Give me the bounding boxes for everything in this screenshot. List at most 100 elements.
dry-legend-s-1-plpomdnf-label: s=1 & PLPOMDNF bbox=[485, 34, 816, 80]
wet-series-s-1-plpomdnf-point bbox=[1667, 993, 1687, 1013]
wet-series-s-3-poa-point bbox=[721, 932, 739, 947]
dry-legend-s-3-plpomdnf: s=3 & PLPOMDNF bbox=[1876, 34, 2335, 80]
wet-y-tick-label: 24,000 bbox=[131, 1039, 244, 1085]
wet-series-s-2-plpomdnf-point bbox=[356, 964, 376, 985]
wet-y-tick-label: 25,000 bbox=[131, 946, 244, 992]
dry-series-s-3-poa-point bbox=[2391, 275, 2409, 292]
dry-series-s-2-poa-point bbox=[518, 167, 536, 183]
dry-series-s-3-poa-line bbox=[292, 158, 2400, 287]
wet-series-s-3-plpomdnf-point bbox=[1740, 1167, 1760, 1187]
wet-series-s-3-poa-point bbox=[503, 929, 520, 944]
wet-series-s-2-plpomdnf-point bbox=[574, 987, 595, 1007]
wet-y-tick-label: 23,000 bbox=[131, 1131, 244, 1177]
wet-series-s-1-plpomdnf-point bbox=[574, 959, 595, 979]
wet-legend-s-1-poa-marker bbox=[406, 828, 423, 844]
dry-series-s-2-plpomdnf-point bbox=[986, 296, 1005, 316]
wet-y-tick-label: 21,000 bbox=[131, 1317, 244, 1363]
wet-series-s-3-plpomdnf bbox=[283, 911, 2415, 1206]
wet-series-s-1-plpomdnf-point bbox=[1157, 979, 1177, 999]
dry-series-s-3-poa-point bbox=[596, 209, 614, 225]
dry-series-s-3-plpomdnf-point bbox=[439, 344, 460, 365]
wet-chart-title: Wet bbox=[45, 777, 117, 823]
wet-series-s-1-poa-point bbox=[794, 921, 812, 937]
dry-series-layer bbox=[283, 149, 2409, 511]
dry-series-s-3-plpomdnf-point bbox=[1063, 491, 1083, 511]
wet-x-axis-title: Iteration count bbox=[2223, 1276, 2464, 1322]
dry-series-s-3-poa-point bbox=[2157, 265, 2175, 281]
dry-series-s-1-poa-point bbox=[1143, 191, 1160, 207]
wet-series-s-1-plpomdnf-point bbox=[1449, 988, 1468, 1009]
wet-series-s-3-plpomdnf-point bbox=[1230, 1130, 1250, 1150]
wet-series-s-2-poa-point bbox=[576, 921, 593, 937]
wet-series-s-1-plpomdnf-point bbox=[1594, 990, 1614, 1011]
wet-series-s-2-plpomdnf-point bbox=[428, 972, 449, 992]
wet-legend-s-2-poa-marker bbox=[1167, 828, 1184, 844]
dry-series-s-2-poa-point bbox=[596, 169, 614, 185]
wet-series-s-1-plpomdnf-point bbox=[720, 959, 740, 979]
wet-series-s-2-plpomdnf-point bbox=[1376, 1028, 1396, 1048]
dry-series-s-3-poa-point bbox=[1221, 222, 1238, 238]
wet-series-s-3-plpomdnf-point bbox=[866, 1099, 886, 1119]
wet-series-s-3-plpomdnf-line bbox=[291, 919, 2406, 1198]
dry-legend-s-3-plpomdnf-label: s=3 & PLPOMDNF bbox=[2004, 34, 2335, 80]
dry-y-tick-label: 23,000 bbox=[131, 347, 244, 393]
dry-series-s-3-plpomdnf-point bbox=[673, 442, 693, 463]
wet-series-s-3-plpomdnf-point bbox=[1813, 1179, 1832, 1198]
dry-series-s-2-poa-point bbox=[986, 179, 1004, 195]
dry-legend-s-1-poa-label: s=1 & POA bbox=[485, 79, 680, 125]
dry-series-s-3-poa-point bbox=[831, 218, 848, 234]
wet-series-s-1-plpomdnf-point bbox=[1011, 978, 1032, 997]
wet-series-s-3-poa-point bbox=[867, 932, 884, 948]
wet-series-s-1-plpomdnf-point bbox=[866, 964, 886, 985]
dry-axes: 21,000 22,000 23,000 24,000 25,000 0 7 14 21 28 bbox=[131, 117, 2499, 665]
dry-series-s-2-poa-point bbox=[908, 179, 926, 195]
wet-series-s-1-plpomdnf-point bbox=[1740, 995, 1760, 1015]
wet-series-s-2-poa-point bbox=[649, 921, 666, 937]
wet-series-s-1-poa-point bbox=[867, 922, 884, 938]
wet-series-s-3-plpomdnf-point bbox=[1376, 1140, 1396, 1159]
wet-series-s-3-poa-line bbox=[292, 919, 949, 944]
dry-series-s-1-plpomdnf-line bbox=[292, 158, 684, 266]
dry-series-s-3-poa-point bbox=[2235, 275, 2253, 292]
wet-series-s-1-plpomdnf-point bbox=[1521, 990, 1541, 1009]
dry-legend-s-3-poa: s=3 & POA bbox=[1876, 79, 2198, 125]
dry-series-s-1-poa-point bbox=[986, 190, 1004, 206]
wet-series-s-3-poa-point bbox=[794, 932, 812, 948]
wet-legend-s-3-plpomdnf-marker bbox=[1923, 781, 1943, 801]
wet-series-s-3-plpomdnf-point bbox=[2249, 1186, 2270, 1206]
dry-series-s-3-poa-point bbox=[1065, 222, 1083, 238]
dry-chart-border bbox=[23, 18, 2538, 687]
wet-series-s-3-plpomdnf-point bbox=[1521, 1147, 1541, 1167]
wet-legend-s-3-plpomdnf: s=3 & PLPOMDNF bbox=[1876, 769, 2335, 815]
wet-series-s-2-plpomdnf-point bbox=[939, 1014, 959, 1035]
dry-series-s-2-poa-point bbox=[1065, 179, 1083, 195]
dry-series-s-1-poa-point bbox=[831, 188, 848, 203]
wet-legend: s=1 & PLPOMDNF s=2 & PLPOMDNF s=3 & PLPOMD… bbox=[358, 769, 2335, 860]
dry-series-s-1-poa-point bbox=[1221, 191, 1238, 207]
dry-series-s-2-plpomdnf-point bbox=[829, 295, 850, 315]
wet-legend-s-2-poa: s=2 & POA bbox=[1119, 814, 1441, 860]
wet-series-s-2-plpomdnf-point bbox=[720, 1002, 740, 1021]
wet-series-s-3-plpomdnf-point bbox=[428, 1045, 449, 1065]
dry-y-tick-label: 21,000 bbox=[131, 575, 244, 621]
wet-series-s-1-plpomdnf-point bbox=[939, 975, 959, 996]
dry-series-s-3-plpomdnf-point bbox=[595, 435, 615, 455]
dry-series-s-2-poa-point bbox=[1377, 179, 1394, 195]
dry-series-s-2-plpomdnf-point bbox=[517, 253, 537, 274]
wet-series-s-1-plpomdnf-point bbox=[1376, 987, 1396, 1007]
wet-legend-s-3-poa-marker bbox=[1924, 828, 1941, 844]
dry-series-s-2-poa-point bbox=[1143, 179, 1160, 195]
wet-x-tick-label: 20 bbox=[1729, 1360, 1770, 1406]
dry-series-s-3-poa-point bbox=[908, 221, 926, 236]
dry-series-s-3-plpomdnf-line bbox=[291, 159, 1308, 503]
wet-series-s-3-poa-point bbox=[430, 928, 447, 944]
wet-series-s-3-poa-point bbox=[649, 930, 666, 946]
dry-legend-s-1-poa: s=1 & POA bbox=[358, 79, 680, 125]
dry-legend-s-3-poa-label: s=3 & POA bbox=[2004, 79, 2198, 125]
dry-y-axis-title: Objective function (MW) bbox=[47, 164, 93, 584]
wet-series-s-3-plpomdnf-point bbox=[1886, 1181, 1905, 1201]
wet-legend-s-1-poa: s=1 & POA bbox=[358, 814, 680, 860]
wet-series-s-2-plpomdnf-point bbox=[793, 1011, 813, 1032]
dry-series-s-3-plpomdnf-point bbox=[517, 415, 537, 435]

* * * * *

## Problem
Reproduce every item above word for word, one line per item, with no changes.

## Answer in full
Give me the bounding boxes for everything in this screenshot. List at most 100 elements.
dry-legend-s-1-plpomdnf-label: s=1 & PLPOMDNF bbox=[485, 34, 816, 80]
wet-series-s-1-plpomdnf-point bbox=[1667, 993, 1687, 1013]
wet-series-s-3-poa-point bbox=[721, 932, 739, 947]
dry-legend-s-3-plpomdnf: s=3 & PLPOMDNF bbox=[1876, 34, 2335, 80]
wet-y-tick-label: 24,000 bbox=[131, 1039, 244, 1085]
wet-series-s-2-plpomdnf-point bbox=[356, 964, 376, 985]
wet-y-tick-label: 25,000 bbox=[131, 946, 244, 992]
dry-series-s-3-poa-point bbox=[2391, 275, 2409, 292]
dry-series-s-2-poa-point bbox=[518, 167, 536, 183]
dry-series-s-3-poa-line bbox=[292, 158, 2400, 287]
wet-series-s-3-plpomdnf-point bbox=[1740, 1167, 1760, 1187]
wet-series-s-3-poa-point bbox=[503, 929, 520, 944]
wet-series-s-2-plpomdnf-point bbox=[574, 987, 595, 1007]
wet-y-tick-label: 23,000 bbox=[131, 1131, 244, 1177]
wet-series-s-1-plpomdnf-point bbox=[574, 959, 595, 979]
wet-legend-s-1-poa-marker bbox=[406, 828, 423, 844]
dry-series-s-2-plpomdnf-point bbox=[986, 296, 1005, 316]
wet-y-tick-label: 21,000 bbox=[131, 1317, 244, 1363]
wet-series-s-3-plpomdnf bbox=[283, 911, 2415, 1206]
wet-series-s-1-plpomdnf-point bbox=[1157, 979, 1177, 999]
dry-series-s-3-poa-point bbox=[596, 209, 614, 225]
dry-series-s-3-plpomdnf-point bbox=[439, 344, 460, 365]
wet-chart-title: Wet bbox=[45, 777, 117, 823]
wet-series-s-1-poa-point bbox=[794, 921, 812, 937]
dry-series-layer bbox=[283, 149, 2409, 511]
dry-series-s-3-plpomdnf-point bbox=[1063, 491, 1083, 511]
wet-x-axis-title: Iteration count bbox=[2223, 1276, 2464, 1322]
dry-series-s-3-poa-point bbox=[2157, 265, 2175, 281]
dry-series-s-1-poa-point bbox=[1143, 191, 1160, 207]
wet-series-s-1-plpomdnf-point bbox=[1449, 988, 1468, 1009]
wet-series-s-3-plpomdnf-point bbox=[1230, 1130, 1250, 1150]
wet-series-s-2-poa-point bbox=[576, 921, 593, 937]
wet-series-s-1-plpomdnf-point bbox=[1594, 990, 1614, 1011]
wet-series-s-2-plpomdnf-point bbox=[428, 972, 449, 992]
wet-legend-s-2-poa-marker bbox=[1167, 828, 1184, 844]
dry-series-s-2-poa-point bbox=[596, 169, 614, 185]
wet-series-s-1-plpomdnf-point bbox=[720, 959, 740, 979]
wet-series-s-2-plpomdnf-point bbox=[1376, 1028, 1396, 1048]
dry-series-s-3-poa-point bbox=[1221, 222, 1238, 238]
wet-series-s-3-plpomdnf-point bbox=[866, 1099, 886, 1119]
wet-series-s-3-plpomdnf-line bbox=[291, 919, 2406, 1198]
dry-legend-s-3-plpomdnf-label: s=3 & PLPOMDNF bbox=[2004, 34, 2335, 80]
dry-y-tick-label: 23,000 bbox=[131, 347, 244, 393]
dry-series-s-3-plpomdnf-point bbox=[673, 442, 693, 463]
wet-series-s-3-plpomdnf-point bbox=[1813, 1179, 1832, 1198]
dry-series-s-2-poa-point bbox=[986, 179, 1004, 195]
dry-legend-s-1-poa-label: s=1 & POA bbox=[485, 79, 680, 125]
dry-series-s-3-poa-point bbox=[831, 218, 848, 234]
wet-series-s-1-plpomdnf-point bbox=[1011, 978, 1032, 997]
wet-series-s-3-poa-point bbox=[867, 932, 884, 948]
wet-series-s-1-plpomdnf-point bbox=[866, 964, 886, 985]
dry-axes: 21,000 22,000 23,000 24,000 25,000 0 7 14 21 28 bbox=[131, 117, 2499, 665]
dry-series-s-2-poa-point bbox=[908, 179, 926, 195]
wet-series-s-1-plpomdnf-point bbox=[1740, 995, 1760, 1015]
wet-series-s-2-poa-point bbox=[649, 921, 666, 937]
wet-series-s-1-poa-point bbox=[867, 922, 884, 938]
wet-series-s-3-plpomdnf-point bbox=[1376, 1140, 1396, 1159]
wet-series-s-3-poa-line bbox=[292, 919, 949, 944]
dry-series-s-1-plpomdnf-line bbox=[292, 158, 684, 266]
dry-series-s-3-poa-point bbox=[2235, 275, 2253, 292]
wet-series-s-1-plpomdnf-point bbox=[1521, 990, 1541, 1009]
dry-legend-s-3-poa: s=3 & POA bbox=[1876, 79, 2198, 125]
dry-series-s-1-poa-point bbox=[986, 190, 1004, 206]
wet-series-s-3-poa-point bbox=[794, 932, 812, 948]
wet-legend-s-3-plpomdnf-marker bbox=[1923, 781, 1943, 801]
wet-series-s-3-plpomdnf-point bbox=[2249, 1186, 2270, 1206]
dry-series-s-3-poa-point bbox=[1065, 222, 1083, 238]
dry-chart-border bbox=[23, 18, 2538, 687]
wet-series-s-3-plpomdnf-point bbox=[1521, 1147, 1541, 1167]
wet-legend-s-3-plpomdnf: s=3 & PLPOMDNF bbox=[1876, 769, 2335, 815]
wet-series-s-2-plpomdnf-point bbox=[939, 1014, 959, 1035]
dry-series-s-2-poa-point bbox=[1065, 179, 1083, 195]
dry-series-s-1-poa-point bbox=[831, 188, 848, 203]
wet-legend: s=1 & PLPOMDNF s=2 & PLPOMDNF s=3 & PLPOMD… bbox=[358, 769, 2335, 860]
dry-series-s-1-poa-point bbox=[1221, 191, 1238, 207]
dry-series-s-2-plpomdnf-point bbox=[829, 295, 850, 315]
wet-legend-s-2-poa: s=2 & POA bbox=[1119, 814, 1441, 860]
wet-series-s-2-plpomdnf-point bbox=[720, 1002, 740, 1021]
wet-series-s-3-plpomdnf-point bbox=[428, 1045, 449, 1065]
dry-y-tick-label: 21,000 bbox=[131, 575, 244, 621]
wet-series-s-1-plpomdnf-point bbox=[939, 975, 959, 996]
dry-series-s-3-plpomdnf-point bbox=[595, 435, 615, 455]
dry-series-s-2-poa-point bbox=[1377, 179, 1394, 195]
dry-series-s-2-plpomdnf-point bbox=[517, 253, 537, 274]
wet-series-s-1-plpomdnf-point bbox=[1376, 987, 1396, 1007]
wet-legend-s-3-poa-marker bbox=[1924, 828, 1941, 844]
dry-series-s-2-poa-point bbox=[1143, 179, 1160, 195]
wet-x-tick-label: 20 bbox=[1729, 1360, 1770, 1406]
dry-series-s-3-poa-point bbox=[908, 221, 926, 236]
dry-series-s-3-plpomdnf-line bbox=[291, 159, 1308, 503]
wet-series-s-3-poa-point bbox=[430, 928, 447, 944]
wet-series-s-3-poa-point bbox=[649, 930, 666, 946]
dry-legend-s-1-poa: s=1 & POA bbox=[358, 79, 680, 125]
dry-legend-s-3-poa-label: s=3 & POA bbox=[2004, 79, 2198, 125]
dry-y-axis-title: Objective function (MW) bbox=[47, 164, 93, 584]
wet-series-s-3-plpomdnf-point bbox=[1886, 1181, 1905, 1201]
wet-legend-s-1-poa: s=1 & POA bbox=[358, 814, 680, 860]
wet-series-s-2-plpomdnf-point bbox=[793, 1011, 813, 1032]
dry-series-s-3-plpomdnf-point bbox=[517, 415, 537, 435]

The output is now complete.